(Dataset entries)
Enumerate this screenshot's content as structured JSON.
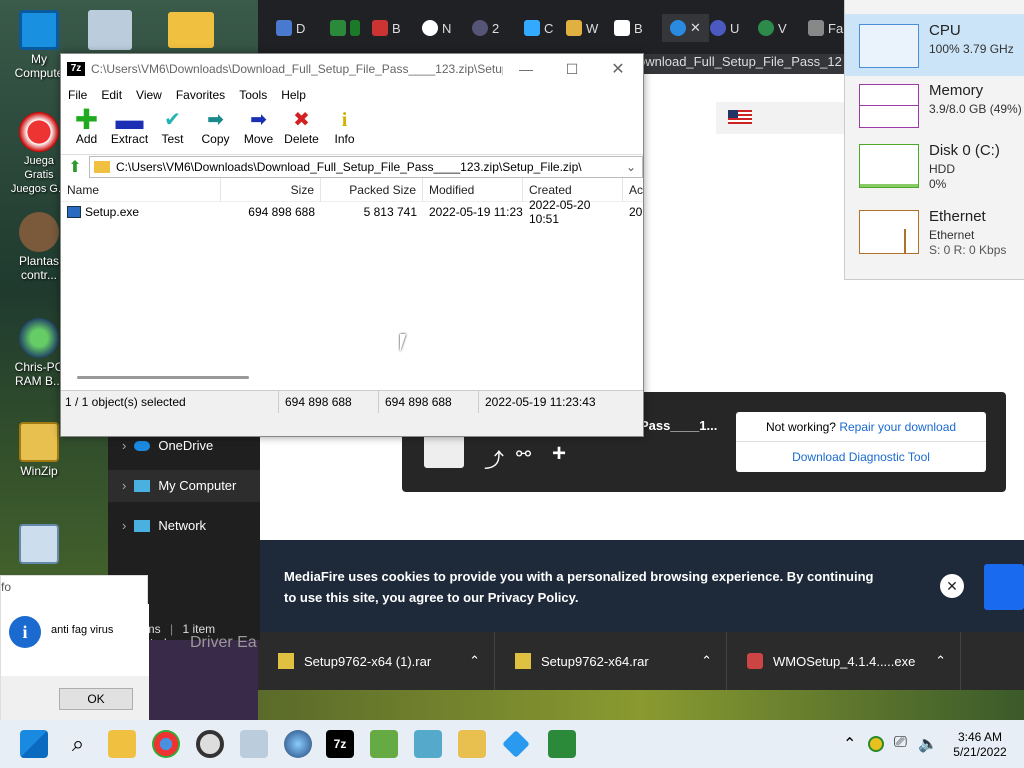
{
  "desktop": {
    "icons": [
      {
        "label": "My Compute"
      },
      {
        "label": "Juega Gratis Juegos G..."
      },
      {
        "label": "Plantas contr..."
      },
      {
        "label": "Chris-PC RAM B..."
      },
      {
        "label": "WinZip"
      }
    ]
  },
  "browser": {
    "tabs": [
      "D",
      "B",
      "N",
      "2",
      "C",
      "W",
      "B",
      "U",
      "V",
      "Fa"
    ],
    "page_title_partial": "ownload_Full_Setup_File_Pass_12",
    "file_name_partial": "Pass____1...",
    "not_working_text": "Not working?",
    "repair_link": "Repair your download",
    "diagnostic_button": "Download Diagnostic Tool",
    "cookie_text": "MediaFire uses cookies to provide you with a personalized browsing experience. By continuing to use this site, you agree to our Privacy Policy.",
    "driver_text": "Driver Ea",
    "downloads": [
      {
        "name": "Setup9762-x64 (1).rar"
      },
      {
        "name": "Setup9762-x64.rar"
      },
      {
        "name": "WMOSetup_4.1.4.....exe"
      }
    ]
  },
  "explorer": {
    "items": [
      "OneDrive",
      "My Computer",
      "Network"
    ],
    "status_items": "2 items",
    "status_selected": "1 item selected"
  },
  "sevenzip": {
    "title": "C:\\Users\\VM6\\Downloads\\Download_Full_Setup_File_Pass____123.zip\\Setup_...",
    "app_icon": "7z",
    "menu": [
      "File",
      "Edit",
      "View",
      "Favorites",
      "Tools",
      "Help"
    ],
    "toolbar": [
      {
        "label": "Add",
        "icon": "+",
        "color": "#1faa1f"
      },
      {
        "label": "Extract",
        "icon": "−",
        "color": "#1b2fb5"
      },
      {
        "label": "Test",
        "icon": "✔",
        "color": "#1fb5b5"
      },
      {
        "label": "Copy",
        "icon": "➡",
        "color": "#1a8a8a"
      },
      {
        "label": "Move",
        "icon": "➡",
        "color": "#1b2fb5"
      },
      {
        "label": "Delete",
        "icon": "✖",
        "color": "#d42020"
      },
      {
        "label": "Info",
        "icon": "i",
        "color": "#d4b000"
      }
    ],
    "address": "C:\\Users\\VM6\\Downloads\\Download_Full_Setup_File_Pass____123.zip\\Setup_File.zip\\",
    "columns": [
      "Name",
      "Size",
      "Packed Size",
      "Modified",
      "Created",
      "Ac"
    ],
    "rows": [
      {
        "name": "Setup.exe",
        "size": "694 898 688",
        "packed": "5 813 741",
        "modified": "2022-05-19 11:23",
        "created": "2022-05-20 10:51",
        "accessed": "20"
      }
    ],
    "status": {
      "selected": "1 / 1 object(s) selected",
      "size": "694 898 688",
      "packed": "694 898 688",
      "date": "2022-05-19 11:23:43"
    }
  },
  "taskmgr": {
    "items": [
      {
        "title": "CPU",
        "sub1": "100% 3.79 GHz",
        "sub2": "",
        "color": "#4a90d9"
      },
      {
        "title": "Memory",
        "sub1": "3.9/8.0 GB (49%)",
        "sub2": "",
        "color": "#9c3aa8"
      },
      {
        "title": "Disk 0 (C:)",
        "sub1": "HDD",
        "sub2": "0%",
        "color": "#4caa2a"
      },
      {
        "title": "Ethernet",
        "sub1": "Ethernet",
        "sub2": "S: 0 R: 0 Kbps",
        "color": "#b0722a"
      }
    ]
  },
  "dialog": {
    "header": "fo",
    "message": "anti fag virus",
    "ok": "OK"
  },
  "taskbar": {
    "time": "3:46 AM",
    "date": "5/21/2022"
  }
}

» **PROBLEM DETAILS**: Show a copy of each line from the records above in which the string "color" occurs.

» **YOUR RESPONSE**:
        "color": "#1faa1f"
        "color": "#1b2fb5"
        "color": "#1fb5b5"
        "color": "#1a8a8a"
        "color": "#1b2fb5"
        "color": "#d42020"
        "color": "#d4b000"
        "color": "#4a90d9"
        "color": "#9c3aa8"
        "color": "#4caa2a"
        "color": "#b0722a"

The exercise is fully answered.